WHAT IS ASKED |
Every line must be returned precisely as it is written.

INFORMATION SHOWN |
==*==

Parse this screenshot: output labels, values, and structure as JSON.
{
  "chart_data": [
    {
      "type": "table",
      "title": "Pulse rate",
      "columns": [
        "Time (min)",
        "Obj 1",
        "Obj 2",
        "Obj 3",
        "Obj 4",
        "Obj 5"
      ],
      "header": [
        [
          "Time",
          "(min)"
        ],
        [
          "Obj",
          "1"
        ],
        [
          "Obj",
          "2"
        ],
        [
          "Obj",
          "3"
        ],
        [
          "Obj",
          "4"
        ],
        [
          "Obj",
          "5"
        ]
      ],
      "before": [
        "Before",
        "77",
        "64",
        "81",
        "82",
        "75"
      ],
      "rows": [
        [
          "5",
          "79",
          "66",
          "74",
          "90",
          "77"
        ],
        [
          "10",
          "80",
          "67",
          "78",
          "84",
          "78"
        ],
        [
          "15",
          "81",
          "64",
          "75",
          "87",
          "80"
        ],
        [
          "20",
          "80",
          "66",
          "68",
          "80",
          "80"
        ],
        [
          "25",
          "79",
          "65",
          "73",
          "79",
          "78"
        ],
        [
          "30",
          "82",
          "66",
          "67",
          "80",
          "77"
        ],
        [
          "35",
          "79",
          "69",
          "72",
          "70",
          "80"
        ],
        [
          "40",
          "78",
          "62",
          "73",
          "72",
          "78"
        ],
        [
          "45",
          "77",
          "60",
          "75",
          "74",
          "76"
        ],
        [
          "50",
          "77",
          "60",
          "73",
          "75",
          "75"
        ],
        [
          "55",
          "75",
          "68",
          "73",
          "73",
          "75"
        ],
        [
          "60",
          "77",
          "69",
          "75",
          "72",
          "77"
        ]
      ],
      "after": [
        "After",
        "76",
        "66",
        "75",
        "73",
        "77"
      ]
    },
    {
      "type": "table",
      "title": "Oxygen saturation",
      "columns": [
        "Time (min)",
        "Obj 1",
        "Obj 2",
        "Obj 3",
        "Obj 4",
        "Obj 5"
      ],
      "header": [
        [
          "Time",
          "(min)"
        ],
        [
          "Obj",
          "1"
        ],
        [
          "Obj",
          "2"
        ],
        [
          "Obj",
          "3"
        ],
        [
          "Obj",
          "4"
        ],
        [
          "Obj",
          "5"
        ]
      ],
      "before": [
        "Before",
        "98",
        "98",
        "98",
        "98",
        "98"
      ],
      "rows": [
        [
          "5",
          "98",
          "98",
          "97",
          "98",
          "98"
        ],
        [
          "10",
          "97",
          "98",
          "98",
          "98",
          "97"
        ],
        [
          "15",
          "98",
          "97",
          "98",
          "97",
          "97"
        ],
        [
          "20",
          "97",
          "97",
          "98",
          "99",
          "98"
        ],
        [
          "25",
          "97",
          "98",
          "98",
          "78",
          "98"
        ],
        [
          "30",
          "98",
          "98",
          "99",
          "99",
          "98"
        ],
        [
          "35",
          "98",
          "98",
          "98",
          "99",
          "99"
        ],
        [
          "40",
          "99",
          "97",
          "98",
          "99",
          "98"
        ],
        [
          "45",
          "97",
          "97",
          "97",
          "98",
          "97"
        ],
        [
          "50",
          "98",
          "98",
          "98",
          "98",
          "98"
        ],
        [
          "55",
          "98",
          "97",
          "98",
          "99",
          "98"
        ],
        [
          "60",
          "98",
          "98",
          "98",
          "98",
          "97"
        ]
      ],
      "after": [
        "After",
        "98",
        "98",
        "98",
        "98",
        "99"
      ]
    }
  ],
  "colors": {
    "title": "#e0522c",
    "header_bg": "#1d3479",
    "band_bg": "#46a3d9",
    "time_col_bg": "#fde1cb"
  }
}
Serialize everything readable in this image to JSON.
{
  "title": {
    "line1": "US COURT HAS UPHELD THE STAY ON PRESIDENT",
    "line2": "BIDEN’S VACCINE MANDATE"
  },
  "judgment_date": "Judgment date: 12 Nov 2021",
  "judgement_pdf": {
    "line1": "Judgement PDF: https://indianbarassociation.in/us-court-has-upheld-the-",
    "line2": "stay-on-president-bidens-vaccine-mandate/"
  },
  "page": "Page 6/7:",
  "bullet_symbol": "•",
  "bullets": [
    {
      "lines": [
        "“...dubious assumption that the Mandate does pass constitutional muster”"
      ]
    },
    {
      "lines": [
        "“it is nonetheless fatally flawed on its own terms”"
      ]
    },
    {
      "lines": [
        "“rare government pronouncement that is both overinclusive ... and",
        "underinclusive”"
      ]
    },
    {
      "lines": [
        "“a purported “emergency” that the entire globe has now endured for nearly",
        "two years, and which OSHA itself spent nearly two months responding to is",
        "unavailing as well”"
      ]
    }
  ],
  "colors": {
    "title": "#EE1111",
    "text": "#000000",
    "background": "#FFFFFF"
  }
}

==*==

RESULT OF THIS EXERCISE |
Parse this screenshot: output labels, values, and structure as JSON.
{
  "chart_data": [
    {
      "type": "table",
      "title": "Pulse rate",
      "columns": [
        "Time (min)",
        "Obj 1",
        "Obj 2",
        "Obj 3",
        "Obj 4",
        "Obj 5"
      ],
      "header": [
        [
          "Time",
          "(min)"
        ],
        [
          "Obj",
          "1"
        ],
        [
          "Obj",
          "2"
        ],
        [
          "Obj",
          "3"
        ],
        [
          "Obj",
          "4"
        ],
        [
          "Obj",
          "5"
        ]
      ],
      "before": [
        "Before",
        "77",
        "64",
        "81",
        "82",
        "75"
      ],
      "rows": [
        [
          "5",
          "79",
          "66",
          "74",
          "90",
          "77"
        ],
        [
          "10",
          "80",
          "67",
          "78",
          "84",
          "78"
        ],
        [
          "15",
          "81",
          "64",
          "75",
          "87",
          "80"
        ],
        [
          "20",
          "80",
          "66",
          "68",
          "80",
          "80"
        ],
        [
          "25",
          "79",
          "65",
          "73",
          "79",
          "78"
        ],
        [
          "30",
          "82",
          "66",
          "67",
          "80",
          "77"
        ],
        [
          "35",
          "79",
          "69",
          "72",
          "70",
          "80"
        ],
        [
          "40",
          "78",
          "62",
          "73",
          "72",
          "78"
        ],
        [
          "45",
          "77",
          "60",
          "75",
          "74",
          "76"
        ],
        [
          "50",
          "77",
          "60",
          "73",
          "75",
          "75"
        ],
        [
          "55",
          "75",
          "68",
          "73",
          "73",
          "75"
        ],
        [
          "60",
          "77",
          "69",
          "75",
          "72",
          "77"
        ]
      ],
      "after": [
        "After",
        "76",
        "66",
        "75",
        "73",
        "77"
      ]
    },
    {
      "type": "table",
      "title": "Oxygen saturation",
      "columns": [
        "Time (min)",
        "Obj 1",
        "Obj 2",
        "Obj 3",
        "Obj 4",
        "Obj 5"
      ],
      "header": [
        [
          "Time",
          "(min)"
        ],
        [
          "Obj",
          "1"
        ],
        [
          "Obj",
          "2"
        ],
        [
          "Obj",
          "3"
        ],
        [
          "Obj",
          "4"
        ],
        [
          "Obj",
          "5"
        ]
      ],
      "before": [
        "Before",
        "98",
        "98",
        "98",
        "98",
        "98"
      ],
      "rows": [
        [
          "5",
          "98",
          "98",
          "97",
          "98",
          "98"
        ],
        [
          "10",
          "97",
          "98",
          "98",
          "98",
          "97"
        ],
        [
          "15",
          "98",
          "97",
          "98",
          "97",
          "97"
        ],
        [
          "20",
          "97",
          "97",
          "98",
          "99",
          "98"
        ],
        [
          "25",
          "97",
          "98",
          "98",
          "78",
          "98"
        ],
        [
          "30",
          "98",
          "98",
          "99",
          "99",
          "98"
        ],
        [
          "35",
          "98",
          "98",
          "98",
          "99",
          "99"
        ],
        [
          "40",
          "99",
          "97",
          "98",
          "99",
          "98"
        ],
        [
          "45",
          "97",
          "97",
          "97",
          "98",
          "97"
        ],
        [
          "50",
          "98",
          "98",
          "98",
          "98",
          "98"
        ],
        [
          "55",
          "98",
          "97",
          "98",
          "99",
          "98"
        ],
        [
          "60",
          "98",
          "98",
          "98",
          "98",
          "97"
        ]
      ],
      "after": [
        "After",
        "98",
        "98",
        "98",
        "98",
        "99"
      ]
    }
  ],
  "colors": {
    "title": "#e0522c",
    "header_bg": "#1d3479",
    "band_bg": "#46a3d9",
    "time_col_bg": "#fde1cb"
  }
}
Serialize everything readable in this image to JSON.
{
  "title": {
    "line1": "US COURT HAS UPHELD THE STAY ON PRESIDENT",
    "line2": "BIDEN’S VACCINE MANDATE"
  },
  "judgment_date": "Judgment date: 12 Nov 2021",
  "judgement_pdf": {
    "line1": "Judgement PDF: https://indianbarassociation.in/us-court-has-upheld-the-",
    "line2": "stay-on-president-bidens-vaccine-mandate/"
  },
  "page": "Page 6/7:",
  "bullet_symbol": "•",
  "bullets": [
    {
      "lines": [
        "“...dubious assumption that the Mandate does pass constitutional muster”"
      ]
    },
    {
      "lines": [
        "“it is nonetheless fatally flawed on its own terms”"
      ]
    },
    {
      "lines": [
        "“rare government pronouncement that is both overinclusive ... and",
        "underinclusive”"
      ]
    },
    {
      "lines": [
        "“a purported “emergency” that the entire globe has now endured for nearly",
        "two years, and which OSHA itself spent nearly two months responding to is",
        "unavailing as well”"
      ]
    }
  ],
  "colors": {
    "title": "#EE1111",
    "text": "#000000",
    "background": "#FFFFFF"
  }
}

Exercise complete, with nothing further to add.